**Objective**
Retype the records that come next, word for word.

Dataset excerpt

──────────

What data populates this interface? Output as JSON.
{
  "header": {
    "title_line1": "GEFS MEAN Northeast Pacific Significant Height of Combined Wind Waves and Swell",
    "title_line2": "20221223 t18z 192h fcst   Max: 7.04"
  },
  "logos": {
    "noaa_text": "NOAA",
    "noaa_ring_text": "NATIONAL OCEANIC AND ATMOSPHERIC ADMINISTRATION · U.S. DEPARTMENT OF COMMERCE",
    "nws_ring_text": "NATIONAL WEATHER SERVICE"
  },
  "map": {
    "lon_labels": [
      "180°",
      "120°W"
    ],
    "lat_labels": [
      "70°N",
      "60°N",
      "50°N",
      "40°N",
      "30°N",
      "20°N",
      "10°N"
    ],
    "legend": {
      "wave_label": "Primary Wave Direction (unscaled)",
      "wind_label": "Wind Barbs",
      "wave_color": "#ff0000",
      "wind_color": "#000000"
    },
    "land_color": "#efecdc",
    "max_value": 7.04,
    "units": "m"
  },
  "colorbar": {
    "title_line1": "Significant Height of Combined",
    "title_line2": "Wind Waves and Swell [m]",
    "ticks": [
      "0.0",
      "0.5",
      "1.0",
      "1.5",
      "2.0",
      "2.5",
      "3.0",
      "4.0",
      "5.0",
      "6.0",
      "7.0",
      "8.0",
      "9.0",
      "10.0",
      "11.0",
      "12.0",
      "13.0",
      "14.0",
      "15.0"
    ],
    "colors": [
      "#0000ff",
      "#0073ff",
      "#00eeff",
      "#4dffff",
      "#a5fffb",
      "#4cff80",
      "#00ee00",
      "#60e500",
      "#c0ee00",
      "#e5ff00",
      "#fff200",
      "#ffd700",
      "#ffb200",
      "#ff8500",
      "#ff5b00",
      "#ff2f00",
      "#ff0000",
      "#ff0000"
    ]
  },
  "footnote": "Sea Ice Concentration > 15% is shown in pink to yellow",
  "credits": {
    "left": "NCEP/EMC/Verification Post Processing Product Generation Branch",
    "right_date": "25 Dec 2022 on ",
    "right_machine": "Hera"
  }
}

──────────

**Exercise result**
What data populates this interface? Output as JSON.
{
  "header": {
    "title_line1": "GEFS MEAN Northeast Pacific Significant Height of Combined Wind Waves and Swell",
    "title_line2": "20221223 t18z 192h fcst   Max: 7.04"
  },
  "logos": {
    "noaa_text": "NOAA",
    "noaa_ring_text": "NATIONAL OCEANIC AND ATMOSPHERIC ADMINISTRATION · U.S. DEPARTMENT OF COMMERCE",
    "nws_ring_text": "NATIONAL WEATHER SERVICE"
  },
  "map": {
    "lon_labels": [
      "180°",
      "120°W"
    ],
    "lat_labels": [
      "70°N",
      "60°N",
      "50°N",
      "40°N",
      "30°N",
      "20°N",
      "10°N"
    ],
    "legend": {
      "wave_label": "Primary Wave Direction (unscaled)",
      "wind_label": "Wind Barbs",
      "wave_color": "#ff0000",
      "wind_color": "#000000"
    },
    "land_color": "#efecdc",
    "max_value": 7.04,
    "units": "m"
  },
  "colorbar": {
    "title_line1": "Significant Height of Combined",
    "title_line2": "Wind Waves and Swell [m]",
    "ticks": [
      "0.0",
      "0.5",
      "1.0",
      "1.5",
      "2.0",
      "2.5",
      "3.0",
      "4.0",
      "5.0",
      "6.0",
      "7.0",
      "8.0",
      "9.0",
      "10.0",
      "11.0",
      "12.0",
      "13.0",
      "14.0",
      "15.0"
    ],
    "colors": [
      "#0000ff",
      "#0073ff",
      "#00eeff",
      "#4dffff",
      "#a5fffb",
      "#4cff80",
      "#00ee00",
      "#60e500",
      "#c0ee00",
      "#e5ff00",
      "#fff200",
      "#ffd700",
      "#ffb200",
      "#ff8500",
      "#ff5b00",
      "#ff2f00",
      "#ff0000",
      "#ff0000"
    ]
  },
  "footnote": "Sea Ice Concentration > 15% is shown in pink to yellow",
  "credits": {
    "left": "NCEP/EMC/Verification Post Processing Product Generation Branch",
    "right_date": "25 Dec 2022 on ",
    "right_machine": "Hera"
  }
}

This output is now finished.